(Extracted records)
-=-=-

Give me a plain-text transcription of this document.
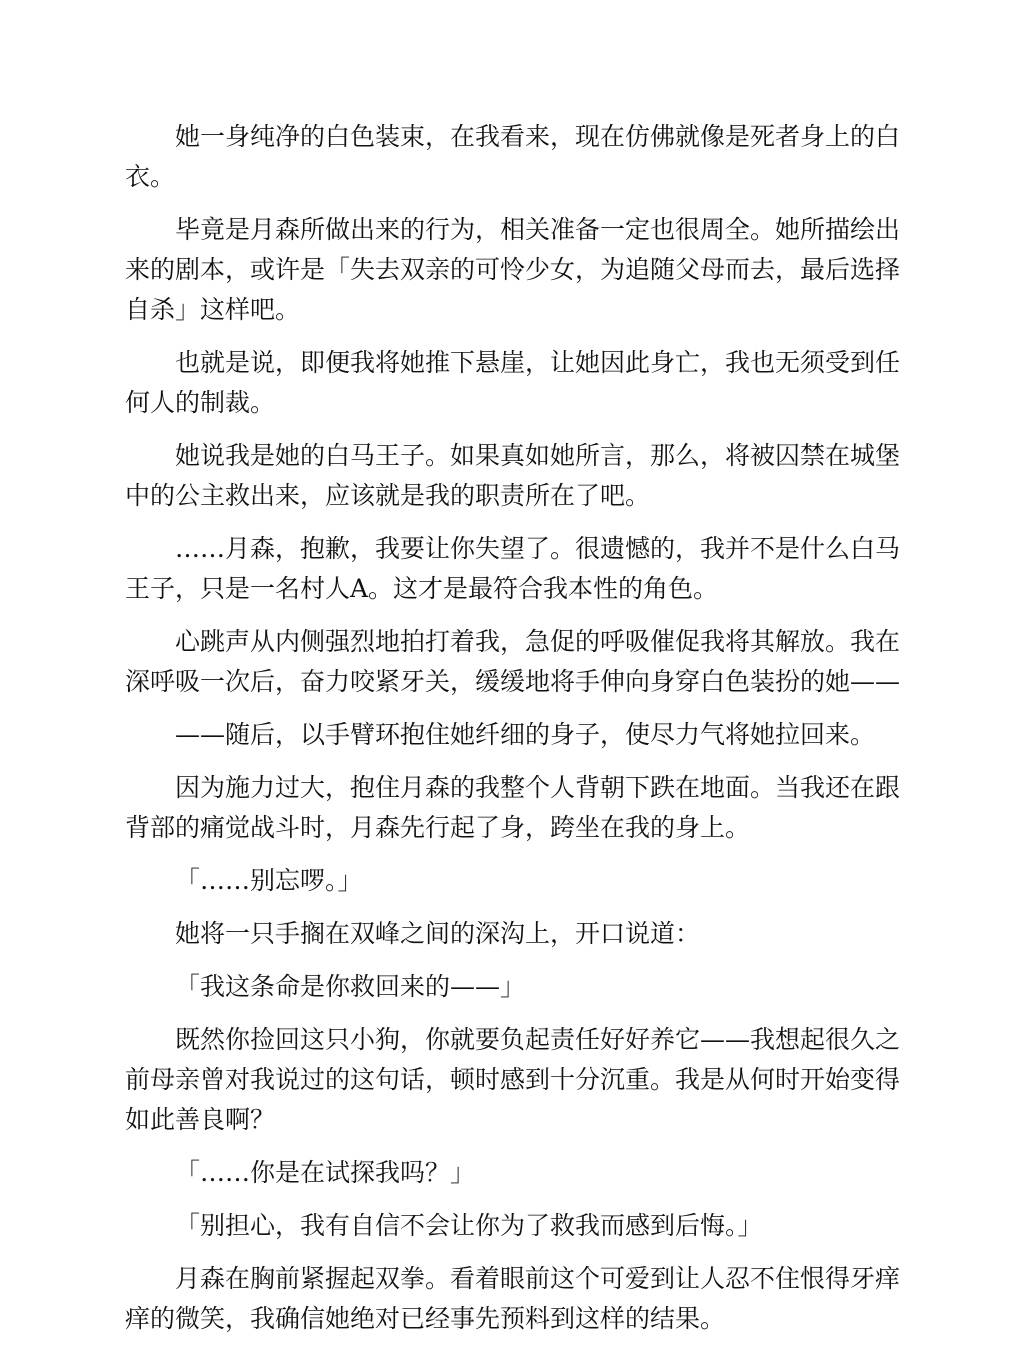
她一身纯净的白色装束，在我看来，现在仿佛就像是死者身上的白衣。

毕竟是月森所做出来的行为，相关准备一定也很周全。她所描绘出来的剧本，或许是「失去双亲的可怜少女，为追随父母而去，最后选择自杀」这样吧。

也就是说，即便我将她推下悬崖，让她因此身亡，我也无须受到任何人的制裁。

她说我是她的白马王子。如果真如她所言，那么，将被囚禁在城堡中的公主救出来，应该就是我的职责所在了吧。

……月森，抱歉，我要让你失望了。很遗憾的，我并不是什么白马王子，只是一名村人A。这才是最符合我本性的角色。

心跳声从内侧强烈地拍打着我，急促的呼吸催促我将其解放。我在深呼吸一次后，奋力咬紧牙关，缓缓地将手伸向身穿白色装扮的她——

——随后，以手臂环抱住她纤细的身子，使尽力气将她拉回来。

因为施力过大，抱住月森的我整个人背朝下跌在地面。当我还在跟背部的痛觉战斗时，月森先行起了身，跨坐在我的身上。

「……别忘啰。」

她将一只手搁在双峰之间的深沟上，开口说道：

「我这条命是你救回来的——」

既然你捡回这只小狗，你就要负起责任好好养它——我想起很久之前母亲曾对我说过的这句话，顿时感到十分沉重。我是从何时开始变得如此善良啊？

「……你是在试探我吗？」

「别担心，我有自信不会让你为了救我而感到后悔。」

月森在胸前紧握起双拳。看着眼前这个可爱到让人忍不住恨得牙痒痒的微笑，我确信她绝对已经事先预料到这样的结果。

-=-=-

— EXERCISE DESCRIPTION —
Above are records to transcribe exactly; leave their pictures out.

— SOLUTION —
Give me a plain-text transcription of this document.
她一身纯净的白色装束，在我看来，现在仿佛就像是死者身上的白衣。

毕竟是月森所做出来的行为，相关准备一定也很周全。她所描绘出来的剧本，或许是「失去双亲的可怜少女，为追随父母而去，最后选择自杀」这样吧。

也就是说，即便我将她推下悬崖，让她因此身亡，我也无须受到任何人的制裁。

她说我是她的白马王子。如果真如她所言，那么，将被囚禁在城堡中的公主救出来，应该就是我的职责所在了吧。

……月森，抱歉，我要让你失望了。很遗憾的，我并不是什么白马王子，只是一名村人A。这才是最符合我本性的角色。

心跳声从内侧强烈地拍打着我，急促的呼吸催促我将其解放。我在深呼吸一次后，奋力咬紧牙关，缓缓地将手伸向身穿白色装扮的她——

——随后，以手臂环抱住她纤细的身子，使尽力气将她拉回来。

因为施力过大，抱住月森的我整个人背朝下跌在地面。当我还在跟背部的痛觉战斗时，月森先行起了身，跨坐在我的身上。

「……别忘啰。」

她将一只手搁在双峰之间的深沟上，开口说道：

「我这条命是你救回来的——」

既然你捡回这只小狗，你就要负起责任好好养它——我想起很久之前母亲曾对我说过的这句话，顿时感到十分沉重。我是从何时开始变得如此善良啊？

「……你是在试探我吗？」

「别担心，我有自信不会让你为了救我而感到后悔。」

月森在胸前紧握起双拳。看着眼前这个可爱到让人忍不住恨得牙痒痒的微笑，我确信她绝对已经事先预料到这样的结果。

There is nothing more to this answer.